▶ What you are asked to do: What is the number of lines holding the word "this"? Write that number and nothing else.

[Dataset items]
※ ※ ※
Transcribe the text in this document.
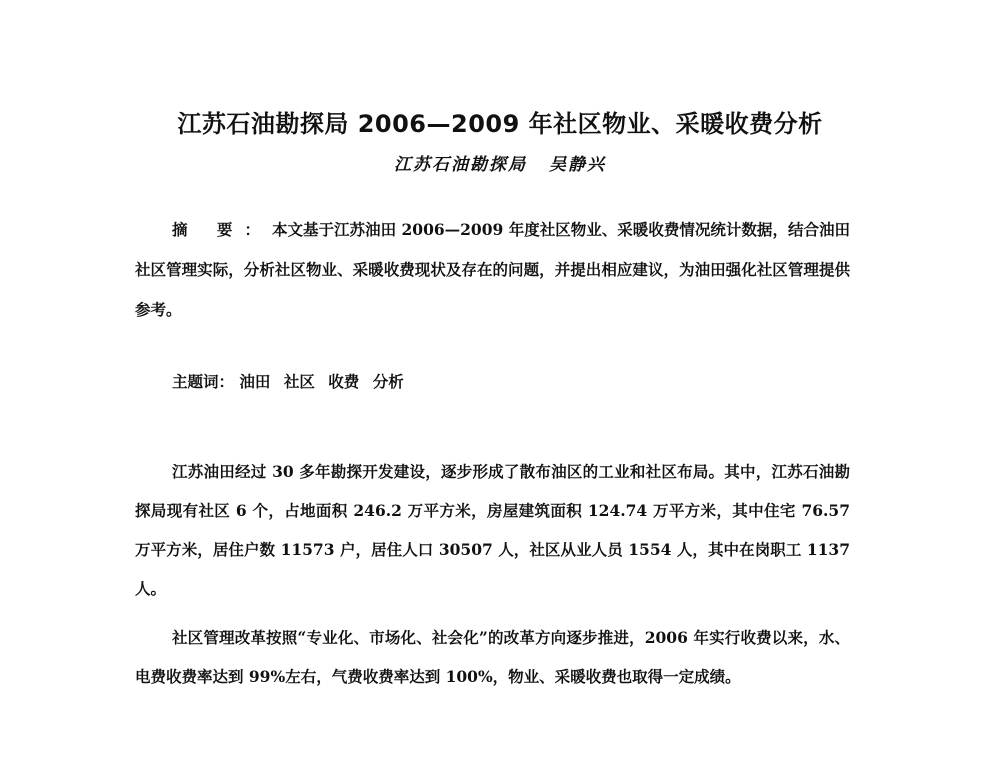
江苏石油勘探局 2006—2009 年社区物业、采暖收费分析

江苏石油勘探局 吴静兴

摘 要：本文基于江苏油田 2006—2009 年度社区物业、采暖收费情况统计数据，结合油田社区管理实际，分析社区物业、采暖收费现状及存在的问题，并提出相应建议，为油田强化社区管理提供参考。

主题词： 油田 社区 收费 分析

江苏油田经过 30 多年勘探开发建设，逐步形成了散布油区的工业和社区布局。其中，江苏石油勘探局现有社区 6 个，占地面积 246.2 万平方米，房屋建筑面积 124.74 万平方米，其中住宅 76.57 万平方米，居住户数 11573 户，居住人口 30507 人，社区从业人员 1554 人，其中在岗职工 1137 人。

社区管理改革按照“专业化、市场化、社会化”的改革方向逐步推进，2006 年实行收费以来，水、电费收费率达到 99%左右，气费收费率达到 100%，物业、采暖收费也取得一定成绩。
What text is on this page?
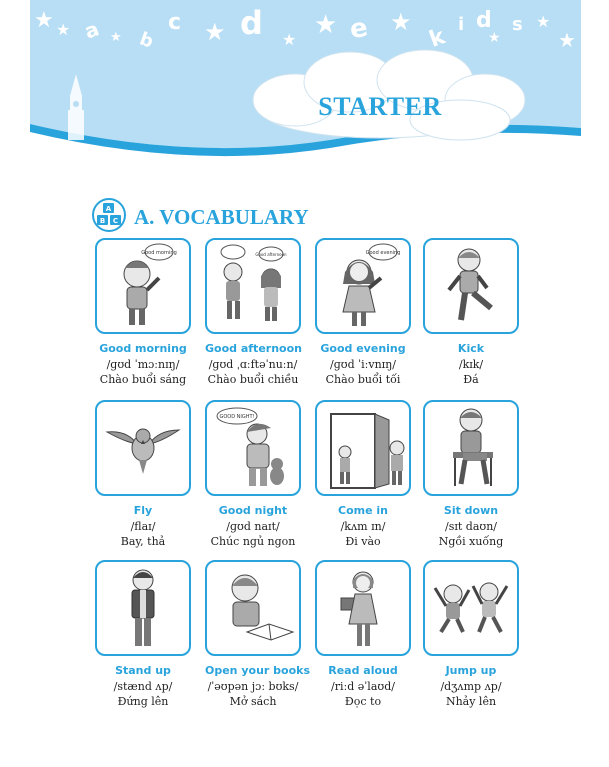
★ ★ a ★ b
c ★ d ★ ★ e ★
k i d
★
s ★
★
STARTER
A
B C A. VOCABULARY
Good morning
Good morning
/ɡʊd ˈmɔːnɪŋ/
Chào buổi sáng
Good afternoon
Good afternoon
/ɡʊd ˌɑːftəˈnuːn/
Chào buổi chiều
Good evening
Good evening
/ɡʊd ˈiːvnɪŋ/
Chào buổi tối
Kick
/kɪk/
Đá
Fly
/flaɪ/
Bay, thả
GOOD NIGHT!
Good night
/ɡʊd naɪt/
Chúc ngủ ngon
Come in
/kʌm ɪn/
Đi vào
Sit down
/sɪt daʊn/
Ngồi xuống
Stand up
/stænd ʌp/
Đứng lên
Open your books
/ˈəʊpən jɔː bʊks/
Mở sách
Read aloud
/riːd əˈlaʊd/
Đọc to
Jump up
/dʒʌmp ʌp/
Nhảy lên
※ ※ ※
▶ Response below: 2